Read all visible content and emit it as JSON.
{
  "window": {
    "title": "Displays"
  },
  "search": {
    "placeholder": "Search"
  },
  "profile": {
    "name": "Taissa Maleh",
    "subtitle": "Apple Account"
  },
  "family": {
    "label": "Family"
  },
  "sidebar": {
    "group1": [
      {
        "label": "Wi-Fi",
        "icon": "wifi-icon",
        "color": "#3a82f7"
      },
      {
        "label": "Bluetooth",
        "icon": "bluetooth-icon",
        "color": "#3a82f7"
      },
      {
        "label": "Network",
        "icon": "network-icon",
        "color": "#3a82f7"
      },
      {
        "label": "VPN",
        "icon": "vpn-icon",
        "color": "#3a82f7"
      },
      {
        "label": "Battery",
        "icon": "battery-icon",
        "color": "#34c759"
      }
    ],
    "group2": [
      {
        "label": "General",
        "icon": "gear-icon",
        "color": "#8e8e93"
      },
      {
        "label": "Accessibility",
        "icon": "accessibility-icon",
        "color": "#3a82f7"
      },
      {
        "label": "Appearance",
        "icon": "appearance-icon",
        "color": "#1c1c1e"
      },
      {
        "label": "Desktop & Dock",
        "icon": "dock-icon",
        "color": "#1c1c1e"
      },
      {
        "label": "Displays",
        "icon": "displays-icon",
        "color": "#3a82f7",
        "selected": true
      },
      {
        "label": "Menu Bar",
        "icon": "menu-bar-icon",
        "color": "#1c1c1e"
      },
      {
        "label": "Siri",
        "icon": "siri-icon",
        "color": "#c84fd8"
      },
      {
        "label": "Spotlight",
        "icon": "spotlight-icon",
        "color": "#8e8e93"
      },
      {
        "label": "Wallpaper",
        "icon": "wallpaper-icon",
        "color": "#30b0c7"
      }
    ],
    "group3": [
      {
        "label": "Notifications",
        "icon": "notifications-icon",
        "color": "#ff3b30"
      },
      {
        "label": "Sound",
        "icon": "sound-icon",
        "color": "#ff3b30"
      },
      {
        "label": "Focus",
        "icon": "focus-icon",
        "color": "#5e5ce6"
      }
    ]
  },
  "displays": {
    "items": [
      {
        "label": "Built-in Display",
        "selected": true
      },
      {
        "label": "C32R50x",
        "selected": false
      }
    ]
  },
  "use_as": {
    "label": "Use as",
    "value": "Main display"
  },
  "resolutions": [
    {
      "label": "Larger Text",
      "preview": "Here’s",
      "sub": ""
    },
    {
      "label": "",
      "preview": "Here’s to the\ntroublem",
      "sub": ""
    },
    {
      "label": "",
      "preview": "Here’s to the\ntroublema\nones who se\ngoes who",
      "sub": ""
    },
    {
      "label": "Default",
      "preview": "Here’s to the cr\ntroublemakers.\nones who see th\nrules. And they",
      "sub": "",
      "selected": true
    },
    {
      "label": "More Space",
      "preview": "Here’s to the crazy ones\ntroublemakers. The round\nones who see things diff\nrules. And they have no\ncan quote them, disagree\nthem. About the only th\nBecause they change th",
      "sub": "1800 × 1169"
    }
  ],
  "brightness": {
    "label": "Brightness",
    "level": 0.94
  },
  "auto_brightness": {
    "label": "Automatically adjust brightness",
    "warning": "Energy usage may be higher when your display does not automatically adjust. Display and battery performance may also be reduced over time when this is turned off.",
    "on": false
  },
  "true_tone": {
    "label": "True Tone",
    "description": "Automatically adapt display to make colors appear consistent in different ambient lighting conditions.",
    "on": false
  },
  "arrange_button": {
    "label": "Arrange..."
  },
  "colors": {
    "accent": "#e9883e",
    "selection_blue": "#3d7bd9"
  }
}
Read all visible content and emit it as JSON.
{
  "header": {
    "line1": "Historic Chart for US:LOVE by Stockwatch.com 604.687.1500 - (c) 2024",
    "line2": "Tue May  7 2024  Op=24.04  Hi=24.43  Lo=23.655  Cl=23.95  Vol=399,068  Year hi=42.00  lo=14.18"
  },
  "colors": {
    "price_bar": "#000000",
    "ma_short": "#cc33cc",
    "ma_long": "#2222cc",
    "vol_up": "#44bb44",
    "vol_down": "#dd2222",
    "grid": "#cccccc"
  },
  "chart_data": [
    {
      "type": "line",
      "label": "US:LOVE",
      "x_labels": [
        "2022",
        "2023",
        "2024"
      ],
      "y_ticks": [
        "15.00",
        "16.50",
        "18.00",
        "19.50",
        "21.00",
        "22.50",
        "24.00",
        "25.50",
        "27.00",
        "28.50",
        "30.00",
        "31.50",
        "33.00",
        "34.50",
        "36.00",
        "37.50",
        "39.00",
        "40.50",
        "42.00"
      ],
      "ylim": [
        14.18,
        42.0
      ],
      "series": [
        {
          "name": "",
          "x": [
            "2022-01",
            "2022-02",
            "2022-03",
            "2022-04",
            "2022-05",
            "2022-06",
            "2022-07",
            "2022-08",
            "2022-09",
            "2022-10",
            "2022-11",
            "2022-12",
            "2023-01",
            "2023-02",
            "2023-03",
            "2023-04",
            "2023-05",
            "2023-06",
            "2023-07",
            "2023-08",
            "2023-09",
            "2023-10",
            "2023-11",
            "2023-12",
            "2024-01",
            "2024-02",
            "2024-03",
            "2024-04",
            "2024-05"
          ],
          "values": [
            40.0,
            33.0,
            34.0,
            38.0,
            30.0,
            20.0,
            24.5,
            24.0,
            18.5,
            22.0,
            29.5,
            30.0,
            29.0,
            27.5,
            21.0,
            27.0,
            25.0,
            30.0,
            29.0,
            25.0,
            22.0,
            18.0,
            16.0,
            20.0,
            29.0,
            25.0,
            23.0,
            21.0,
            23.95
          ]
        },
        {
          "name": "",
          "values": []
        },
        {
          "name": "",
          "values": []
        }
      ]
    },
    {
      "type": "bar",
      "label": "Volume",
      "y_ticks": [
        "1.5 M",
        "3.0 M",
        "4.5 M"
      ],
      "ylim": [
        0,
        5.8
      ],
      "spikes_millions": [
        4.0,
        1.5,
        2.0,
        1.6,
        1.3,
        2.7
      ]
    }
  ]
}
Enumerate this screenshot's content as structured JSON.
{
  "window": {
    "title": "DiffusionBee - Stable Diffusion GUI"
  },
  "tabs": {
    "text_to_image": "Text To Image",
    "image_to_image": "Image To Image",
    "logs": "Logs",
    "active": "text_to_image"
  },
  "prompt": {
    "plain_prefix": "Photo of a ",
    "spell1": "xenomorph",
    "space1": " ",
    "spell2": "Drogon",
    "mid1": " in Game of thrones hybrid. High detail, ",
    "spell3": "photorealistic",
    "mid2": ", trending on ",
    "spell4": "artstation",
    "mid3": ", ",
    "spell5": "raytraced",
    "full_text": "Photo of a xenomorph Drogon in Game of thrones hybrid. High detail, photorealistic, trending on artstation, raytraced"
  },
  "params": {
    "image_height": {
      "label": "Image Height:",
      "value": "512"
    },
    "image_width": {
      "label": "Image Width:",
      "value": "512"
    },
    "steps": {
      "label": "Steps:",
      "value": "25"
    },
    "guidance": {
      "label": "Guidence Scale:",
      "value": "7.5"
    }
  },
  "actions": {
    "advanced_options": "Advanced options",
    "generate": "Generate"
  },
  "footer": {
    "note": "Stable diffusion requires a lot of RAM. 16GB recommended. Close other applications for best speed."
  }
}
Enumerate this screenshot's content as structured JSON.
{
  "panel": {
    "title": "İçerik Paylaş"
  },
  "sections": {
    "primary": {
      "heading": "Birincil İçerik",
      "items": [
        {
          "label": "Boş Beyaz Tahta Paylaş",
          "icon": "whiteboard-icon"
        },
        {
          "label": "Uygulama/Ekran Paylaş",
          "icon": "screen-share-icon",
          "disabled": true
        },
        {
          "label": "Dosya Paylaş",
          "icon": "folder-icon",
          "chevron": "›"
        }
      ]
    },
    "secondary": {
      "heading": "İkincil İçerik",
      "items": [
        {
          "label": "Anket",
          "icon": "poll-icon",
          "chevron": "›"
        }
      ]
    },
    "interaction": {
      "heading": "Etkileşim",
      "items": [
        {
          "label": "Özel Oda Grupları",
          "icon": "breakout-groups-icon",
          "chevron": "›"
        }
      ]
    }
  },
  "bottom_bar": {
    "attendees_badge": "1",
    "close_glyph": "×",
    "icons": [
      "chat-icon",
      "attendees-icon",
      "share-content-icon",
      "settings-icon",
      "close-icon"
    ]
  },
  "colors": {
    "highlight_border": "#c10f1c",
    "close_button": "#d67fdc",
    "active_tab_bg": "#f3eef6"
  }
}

──────

• [TASK DETAILS]
Show each line in the entries that holds the string "LOVE".

• [ANSWER FOR THIS EXERCISE]
    "line1": "Historic Chart for US:LOVE by Stockwatch.com 604.687.1500 - (c) 2024",
      "label": "US:LOVE",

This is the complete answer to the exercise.